WHAT YOU NEED TO DO – Print out the entries below with no edits.

PROVIDED MATERIAL –
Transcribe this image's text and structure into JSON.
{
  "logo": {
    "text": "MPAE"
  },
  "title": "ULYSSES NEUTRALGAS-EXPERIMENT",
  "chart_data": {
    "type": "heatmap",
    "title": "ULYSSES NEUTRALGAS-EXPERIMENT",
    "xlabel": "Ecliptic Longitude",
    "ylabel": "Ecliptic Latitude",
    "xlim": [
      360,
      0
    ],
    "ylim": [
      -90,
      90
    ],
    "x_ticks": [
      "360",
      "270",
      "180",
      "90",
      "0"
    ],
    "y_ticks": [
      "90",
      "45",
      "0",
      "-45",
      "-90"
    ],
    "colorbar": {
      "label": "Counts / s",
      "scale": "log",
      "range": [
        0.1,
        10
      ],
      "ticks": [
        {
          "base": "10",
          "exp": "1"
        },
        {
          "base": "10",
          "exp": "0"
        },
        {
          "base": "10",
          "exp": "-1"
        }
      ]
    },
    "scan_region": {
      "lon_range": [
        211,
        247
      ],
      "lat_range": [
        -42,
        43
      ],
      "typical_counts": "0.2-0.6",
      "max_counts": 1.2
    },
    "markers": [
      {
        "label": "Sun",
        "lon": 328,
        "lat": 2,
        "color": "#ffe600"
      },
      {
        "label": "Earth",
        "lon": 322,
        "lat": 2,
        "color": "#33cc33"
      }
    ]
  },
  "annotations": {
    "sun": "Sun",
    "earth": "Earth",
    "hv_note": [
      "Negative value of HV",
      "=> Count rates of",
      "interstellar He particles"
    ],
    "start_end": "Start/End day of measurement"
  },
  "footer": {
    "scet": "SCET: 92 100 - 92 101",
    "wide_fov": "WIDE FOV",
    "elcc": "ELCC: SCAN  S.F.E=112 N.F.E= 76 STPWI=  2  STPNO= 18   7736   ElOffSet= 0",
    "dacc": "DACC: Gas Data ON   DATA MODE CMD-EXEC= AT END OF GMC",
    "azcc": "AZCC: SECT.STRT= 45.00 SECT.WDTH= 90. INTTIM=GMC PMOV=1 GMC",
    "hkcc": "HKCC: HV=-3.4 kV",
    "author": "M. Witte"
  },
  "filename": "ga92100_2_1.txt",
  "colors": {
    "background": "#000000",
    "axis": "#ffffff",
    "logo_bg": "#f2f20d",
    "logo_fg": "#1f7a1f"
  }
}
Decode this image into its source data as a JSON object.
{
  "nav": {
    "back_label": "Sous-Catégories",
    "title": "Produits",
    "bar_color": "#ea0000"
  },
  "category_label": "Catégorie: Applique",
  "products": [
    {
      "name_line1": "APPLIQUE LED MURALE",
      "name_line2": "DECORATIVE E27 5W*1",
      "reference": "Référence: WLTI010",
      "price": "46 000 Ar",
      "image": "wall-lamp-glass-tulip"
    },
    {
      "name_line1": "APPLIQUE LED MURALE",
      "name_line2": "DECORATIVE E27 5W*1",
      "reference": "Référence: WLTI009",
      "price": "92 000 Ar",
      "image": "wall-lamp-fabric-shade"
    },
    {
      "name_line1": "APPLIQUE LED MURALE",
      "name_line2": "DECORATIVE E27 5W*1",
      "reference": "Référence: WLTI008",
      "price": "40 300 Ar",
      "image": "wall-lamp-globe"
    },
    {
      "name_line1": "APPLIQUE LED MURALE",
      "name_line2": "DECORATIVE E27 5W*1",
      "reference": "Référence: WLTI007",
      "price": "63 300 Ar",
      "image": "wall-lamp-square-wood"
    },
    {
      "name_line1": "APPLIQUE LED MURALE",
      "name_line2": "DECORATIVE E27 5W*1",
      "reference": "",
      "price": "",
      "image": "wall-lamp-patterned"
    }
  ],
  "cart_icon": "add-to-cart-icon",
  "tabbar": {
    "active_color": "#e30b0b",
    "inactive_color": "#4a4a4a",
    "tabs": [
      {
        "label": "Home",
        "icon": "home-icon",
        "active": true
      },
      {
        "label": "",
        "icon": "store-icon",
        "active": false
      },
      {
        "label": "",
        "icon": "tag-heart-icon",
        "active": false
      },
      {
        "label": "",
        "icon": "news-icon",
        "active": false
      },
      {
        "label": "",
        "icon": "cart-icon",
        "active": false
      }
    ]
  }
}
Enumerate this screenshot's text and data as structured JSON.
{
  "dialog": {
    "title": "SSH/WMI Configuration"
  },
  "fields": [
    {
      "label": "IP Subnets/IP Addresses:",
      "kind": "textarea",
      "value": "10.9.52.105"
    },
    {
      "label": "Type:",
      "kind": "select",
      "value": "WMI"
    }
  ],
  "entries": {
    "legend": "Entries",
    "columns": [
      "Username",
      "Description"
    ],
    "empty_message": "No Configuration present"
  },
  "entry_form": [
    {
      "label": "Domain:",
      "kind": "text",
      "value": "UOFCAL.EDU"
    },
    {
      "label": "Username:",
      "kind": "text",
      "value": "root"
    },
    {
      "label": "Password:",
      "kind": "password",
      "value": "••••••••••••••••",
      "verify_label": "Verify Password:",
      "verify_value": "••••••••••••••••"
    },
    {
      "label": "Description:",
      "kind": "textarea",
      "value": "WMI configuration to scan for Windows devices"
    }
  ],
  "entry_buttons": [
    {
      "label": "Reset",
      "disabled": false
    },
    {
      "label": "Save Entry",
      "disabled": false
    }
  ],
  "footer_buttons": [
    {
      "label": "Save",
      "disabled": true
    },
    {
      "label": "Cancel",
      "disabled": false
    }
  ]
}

TASK OUTPUT –
Transcribe this image's text and structure into JSON.
{
  "logo": {
    "text": "MPAE"
  },
  "title": "ULYSSES NEUTRALGAS-EXPERIMENT",
  "chart_data": {
    "type": "heatmap",
    "title": "ULYSSES NEUTRALGAS-EXPERIMENT",
    "xlabel": "Ecliptic Longitude",
    "ylabel": "Ecliptic Latitude",
    "xlim": [
      360,
      0
    ],
    "ylim": [
      -90,
      90
    ],
    "x_ticks": [
      "360",
      "270",
      "180",
      "90",
      "0"
    ],
    "y_ticks": [
      "90",
      "45",
      "0",
      "-45",
      "-90"
    ],
    "colorbar": {
      "label": "Counts / s",
      "scale": "log",
      "range": [
        0.1,
        10
      ],
      "ticks": [
        {
          "base": "10",
          "exp": "1"
        },
        {
          "base": "10",
          "exp": "0"
        },
        {
          "base": "10",
          "exp": "-1"
        }
      ]
    },
    "scan_region": {
      "lon_range": [
        211,
        247
      ],
      "lat_range": [
        -42,
        43
      ],
      "typical_counts": "0.2-0.6",
      "max_counts": 1.2
    },
    "markers": [
      {
        "label": "Sun",
        "lon": 328,
        "lat": 2,
        "color": "#ffe600"
      },
      {
        "label": "Earth",
        "lon": 322,
        "lat": 2,
        "color": "#33cc33"
      }
    ]
  },
  "annotations": {
    "sun": "Sun",
    "earth": "Earth",
    "hv_note": [
      "Negative value of HV",
      "=> Count rates of",
      "interstellar He particles"
    ],
    "start_end": "Start/End day of measurement"
  },
  "footer": {
    "scet": "SCET: 92 100 - 92 101",
    "wide_fov": "WIDE FOV",
    "elcc": "ELCC: SCAN  S.F.E=112 N.F.E= 76 STPWI=  2  STPNO= 18   7736   ElOffSet= 0",
    "dacc": "DACC: Gas Data ON   DATA MODE CMD-EXEC= AT END OF GMC",
    "azcc": "AZCC: SECT.STRT= 45.00 SECT.WDTH= 90. INTTIM=GMC PMOV=1 GMC",
    "hkcc": "HKCC: HV=-3.4 kV",
    "author": "M. Witte"
  },
  "filename": "ga92100_2_1.txt",
  "colors": {
    "background": "#000000",
    "axis": "#ffffff",
    "logo_bg": "#f2f20d",
    "logo_fg": "#1f7a1f"
  }
}
Decode this image into its source data as a JSON object.
{
  "nav": {
    "back_label": "Sous-Catégories",
    "title": "Produits",
    "bar_color": "#ea0000"
  },
  "category_label": "Catégorie: Applique",
  "products": [
    {
      "name_line1": "APPLIQUE LED MURALE",
      "name_line2": "DECORATIVE E27 5W*1",
      "reference": "Référence: WLTI010",
      "price": "46 000 Ar",
      "image": "wall-lamp-glass-tulip"
    },
    {
      "name_line1": "APPLIQUE LED MURALE",
      "name_line2": "DECORATIVE E27 5W*1",
      "reference": "Référence: WLTI009",
      "price": "92 000 Ar",
      "image": "wall-lamp-fabric-shade"
    },
    {
      "name_line1": "APPLIQUE LED MURALE",
      "name_line2": "DECORATIVE E27 5W*1",
      "reference": "Référence: WLTI008",
      "price": "40 300 Ar",
      "image": "wall-lamp-globe"
    },
    {
      "name_line1": "APPLIQUE LED MURALE",
      "name_line2": "DECORATIVE E27 5W*1",
      "reference": "Référence: WLTI007",
      "price": "63 300 Ar",
      "image": "wall-lamp-square-wood"
    },
    {
      "name_line1": "APPLIQUE LED MURALE",
      "name_line2": "DECORATIVE E27 5W*1",
      "reference": "",
      "price": "",
      "image": "wall-lamp-patterned"
    }
  ],
  "cart_icon": "add-to-cart-icon",
  "tabbar": {
    "active_color": "#e30b0b",
    "inactive_color": "#4a4a4a",
    "tabs": [
      {
        "label": "Home",
        "icon": "home-icon",
        "active": true
      },
      {
        "label": "",
        "icon": "store-icon",
        "active": false
      },
      {
        "label": "",
        "icon": "tag-heart-icon",
        "active": false
      },
      {
        "label": "",
        "icon": "news-icon",
        "active": false
      },
      {
        "label": "",
        "icon": "cart-icon",
        "active": false
      }
    ]
  }
}
Enumerate this screenshot's text and data as structured JSON.
{
  "dialog": {
    "title": "SSH/WMI Configuration"
  },
  "fields": [
    {
      "label": "IP Subnets/IP Addresses:",
      "kind": "textarea",
      "value": "10.9.52.105"
    },
    {
      "label": "Type:",
      "kind": "select",
      "value": "WMI"
    }
  ],
  "entries": {
    "legend": "Entries",
    "columns": [
      "Username",
      "Description"
    ],
    "empty_message": "No Configuration present"
  },
  "entry_form": [
    {
      "label": "Domain:",
      "kind": "text",
      "value": "UOFCAL.EDU"
    },
    {
      "label": "Username:",
      "kind": "text",
      "value": "root"
    },
    {
      "label": "Password:",
      "kind": "password",
      "value": "••••••••••••••••",
      "verify_label": "Verify Password:",
      "verify_value": "••••••••••••••••"
    },
    {
      "label": "Description:",
      "kind": "textarea",
      "value": "WMI configuration to scan for Windows devices"
    }
  ],
  "entry_buttons": [
    {
      "label": "Reset",
      "disabled": false
    },
    {
      "label": "Save Entry",
      "disabled": false
    }
  ],
  "footer_buttons": [
    {
      "label": "Save",
      "disabled": true
    },
    {
      "label": "Cancel",
      "disabled": false
    }
  ]
}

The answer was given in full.